▶ _Text excerpt_:
'''
Richard Meryman, Wyeth’s biographer, reports that when N. C. Wyeth saw Soaring, he told his son, “Andy that doesn’t work. That’s not a painting.”25 Andrew Wyeth set the painting aside and did not complete it until 1950, when Kirstein encouraged him to include it in a show at the MacBeth Gallery in New York. Although there is no further written account of N. C. Wyeth’s reaction to Soaring, the father’s condemnation was likely motivated by the son’s choice of a bird associated with death rather than his own more inspiring collection of bird images begun in 1942, the same year Andrew Wyeth began his picture.
With the entrance of the United States into World War II, N. C. Wyeth started designing stirring illustrations of airborne flags and eagles for calendars and war bonds. In his poster Uncle Sam (also known as Buy War Bonds), published for the Treasury Department in spring 1942, the massive figure of Uncle Sam hovers majestically in the sky (fig. 8). Winning a special citation for its design in 1943 and singled out as one of the most popular posters issued at the time,26 the image pictures a determined Uncle Sam gripping an enormous American flag, which sweeps over his shoulders and waves above ominous clouds. With a squadron of fighter planes flying overhead in the sunlit sky, he points the way forward, guiding the soldiers on the ground below him.
'''
▶ _Information shown_:
'''
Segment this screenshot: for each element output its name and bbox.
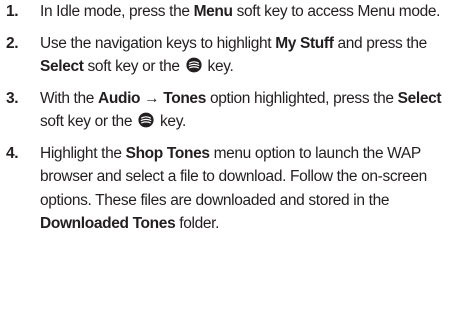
'''
▶ _Description of the task_: From the Wyeth text, starting with "With the entrance" and going on through "ground below him.", repeat the passage with "fighter planes" swapped for "bomber aircraft".

▶ _The result_:
With the entrance of the United States into World War II, N. C. Wyeth started designing stirring illustrations of airborne flags and eagles for calendars and war bonds. In his poster Uncle Sam (also known as Buy War Bonds), published for the Treasury Department in spring 1942, the massive figure of Uncle Sam hovers majestically in the sky (fig. 8). Winning a special citation for its design in 1943 and singled out as one of the most popular posters issued at the time,26 the image pictures a determined Uncle Sam gripping an enormous American flag, which sweeps over his shoulders and waves above ominous clouds. With a squadron of bomber aircraft flying overhead in the sunlit sky, he points the way forward, guiding the soldiers on the ground below him.